Text under study
******

Question

A solution contains a mixture of pentane and hexane at room temperature. The solution has a vapor pressure of 270 torr . Pure pentane and hexane have vapor pressures of 425 torr and 151 torr, respectively, at room temperature.

Answer 1

This is an incomplete question, here is a complete question.

A solution contains a mixture of pentane and hexane at room temperature. The solution has a vapor pressure of 270 torr . Pure pentane and hexane have vapor pressures of 425 torr and 151 torr, respectively, at room temperature.

What is the mole fraction of hexane?

******

Record set
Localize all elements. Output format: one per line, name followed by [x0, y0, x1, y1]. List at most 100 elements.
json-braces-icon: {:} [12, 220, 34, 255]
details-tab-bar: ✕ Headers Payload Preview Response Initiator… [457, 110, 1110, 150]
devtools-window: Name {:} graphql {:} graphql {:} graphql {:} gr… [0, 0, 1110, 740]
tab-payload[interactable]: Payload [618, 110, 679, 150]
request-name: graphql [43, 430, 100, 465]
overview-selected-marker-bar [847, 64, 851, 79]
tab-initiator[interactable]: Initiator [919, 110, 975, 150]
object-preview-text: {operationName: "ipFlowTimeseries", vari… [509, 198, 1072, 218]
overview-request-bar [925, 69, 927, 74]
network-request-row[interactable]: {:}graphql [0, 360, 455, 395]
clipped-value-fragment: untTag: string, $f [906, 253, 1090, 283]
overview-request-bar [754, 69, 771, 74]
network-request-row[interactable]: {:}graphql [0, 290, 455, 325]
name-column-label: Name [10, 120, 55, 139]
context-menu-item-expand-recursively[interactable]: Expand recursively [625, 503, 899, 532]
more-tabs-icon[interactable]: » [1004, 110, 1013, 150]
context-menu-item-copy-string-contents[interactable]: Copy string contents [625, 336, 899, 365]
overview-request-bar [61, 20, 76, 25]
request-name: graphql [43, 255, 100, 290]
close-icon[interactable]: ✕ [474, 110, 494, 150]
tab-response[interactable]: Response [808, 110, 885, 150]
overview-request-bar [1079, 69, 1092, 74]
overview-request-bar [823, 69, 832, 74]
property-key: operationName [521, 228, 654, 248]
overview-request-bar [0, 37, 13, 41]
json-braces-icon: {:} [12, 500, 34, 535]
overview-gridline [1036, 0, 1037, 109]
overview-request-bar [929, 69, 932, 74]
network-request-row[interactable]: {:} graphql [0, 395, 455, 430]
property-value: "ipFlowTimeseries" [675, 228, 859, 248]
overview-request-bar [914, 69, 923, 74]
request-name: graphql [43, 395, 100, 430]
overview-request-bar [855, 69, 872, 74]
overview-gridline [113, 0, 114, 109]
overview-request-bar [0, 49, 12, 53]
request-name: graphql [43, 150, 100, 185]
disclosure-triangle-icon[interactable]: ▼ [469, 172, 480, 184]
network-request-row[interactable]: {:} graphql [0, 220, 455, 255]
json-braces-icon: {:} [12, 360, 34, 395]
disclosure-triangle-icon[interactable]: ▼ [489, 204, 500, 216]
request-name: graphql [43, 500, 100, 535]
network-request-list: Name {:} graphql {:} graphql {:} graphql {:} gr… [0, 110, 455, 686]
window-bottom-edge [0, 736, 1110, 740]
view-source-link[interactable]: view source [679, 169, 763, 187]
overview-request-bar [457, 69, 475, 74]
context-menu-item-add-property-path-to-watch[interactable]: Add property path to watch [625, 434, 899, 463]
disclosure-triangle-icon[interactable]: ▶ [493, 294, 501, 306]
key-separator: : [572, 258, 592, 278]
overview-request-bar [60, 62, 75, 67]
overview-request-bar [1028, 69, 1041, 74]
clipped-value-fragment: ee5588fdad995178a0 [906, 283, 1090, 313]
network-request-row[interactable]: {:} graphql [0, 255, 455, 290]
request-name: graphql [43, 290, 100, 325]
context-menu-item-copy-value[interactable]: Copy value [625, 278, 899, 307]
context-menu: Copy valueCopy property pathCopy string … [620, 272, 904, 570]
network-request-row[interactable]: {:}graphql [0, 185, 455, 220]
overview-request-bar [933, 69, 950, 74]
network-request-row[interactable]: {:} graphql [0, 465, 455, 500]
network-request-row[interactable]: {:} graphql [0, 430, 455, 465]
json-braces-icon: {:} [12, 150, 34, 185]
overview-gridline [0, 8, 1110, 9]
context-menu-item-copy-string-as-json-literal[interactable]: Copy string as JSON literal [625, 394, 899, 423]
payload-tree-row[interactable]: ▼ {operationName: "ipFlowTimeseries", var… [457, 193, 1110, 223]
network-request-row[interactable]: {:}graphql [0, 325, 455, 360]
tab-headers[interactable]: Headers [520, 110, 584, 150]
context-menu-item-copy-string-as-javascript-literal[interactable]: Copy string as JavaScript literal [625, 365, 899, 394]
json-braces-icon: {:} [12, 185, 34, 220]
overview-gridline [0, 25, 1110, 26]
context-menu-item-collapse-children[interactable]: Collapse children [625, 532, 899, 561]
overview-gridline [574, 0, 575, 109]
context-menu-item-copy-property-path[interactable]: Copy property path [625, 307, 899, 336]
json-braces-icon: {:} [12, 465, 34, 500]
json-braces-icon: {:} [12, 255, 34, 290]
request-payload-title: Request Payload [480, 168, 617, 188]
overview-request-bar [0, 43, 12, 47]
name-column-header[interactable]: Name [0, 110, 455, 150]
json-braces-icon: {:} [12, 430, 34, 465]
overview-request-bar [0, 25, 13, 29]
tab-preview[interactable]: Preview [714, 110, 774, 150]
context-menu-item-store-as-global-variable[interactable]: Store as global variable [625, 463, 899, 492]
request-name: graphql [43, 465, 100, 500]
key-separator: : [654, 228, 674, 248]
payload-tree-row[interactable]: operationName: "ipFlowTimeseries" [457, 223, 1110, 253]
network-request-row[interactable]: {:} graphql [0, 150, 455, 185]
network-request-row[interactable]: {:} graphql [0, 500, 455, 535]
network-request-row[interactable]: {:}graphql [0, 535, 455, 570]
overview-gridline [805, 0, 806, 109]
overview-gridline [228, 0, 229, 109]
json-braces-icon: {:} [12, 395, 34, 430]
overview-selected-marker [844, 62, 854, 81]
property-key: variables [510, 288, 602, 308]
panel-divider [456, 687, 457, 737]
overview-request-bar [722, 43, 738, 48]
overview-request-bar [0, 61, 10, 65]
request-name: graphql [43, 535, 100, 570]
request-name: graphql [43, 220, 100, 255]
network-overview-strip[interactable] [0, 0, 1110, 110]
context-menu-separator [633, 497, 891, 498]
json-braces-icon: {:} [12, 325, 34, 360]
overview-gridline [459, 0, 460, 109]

******

Tasks to complete
1 > Translate this sentence from the pentane and hexane vapor pressure thread into Spanish: "Pure pentane and hexane have vapor pressures of 425 torr and 151 torr, respectively, at room temperature."
2 > Pick up the thread on pentane and hexane vapor pressure after its final line, "What is the mole fraction of hexane?", and write what comes next.

Results of the exercise
1 > El pentano puro y el hexano puro tienen presiones de vapor de 425 torr y 151 torr, respectivamente, a temperatura ambiente.

2 >
Answer : The mole fraction of hexane is, 0.566

Explanation :

According to Raoult's law,

`P_T=P_(pentane)+P_(hexane)\\\\P_T=X_(pentane)* P^o_(pentane)+X_(hexane)* P^o_(hexane)\\\\P_T=(1-X_(hexane))* P^o_(pentane)+X_(hexane)* P^o_(hexane)`

where,

`P_T` = total vapor pressure = 270 torr

`P^o_(pentane)` = vapor pressure of pure pentane = 425 torr

`P^o_(hexane)` = vapor pressure of pure hexane= 151 torr

`X_(hexane)` = mole fraction of hexane = ?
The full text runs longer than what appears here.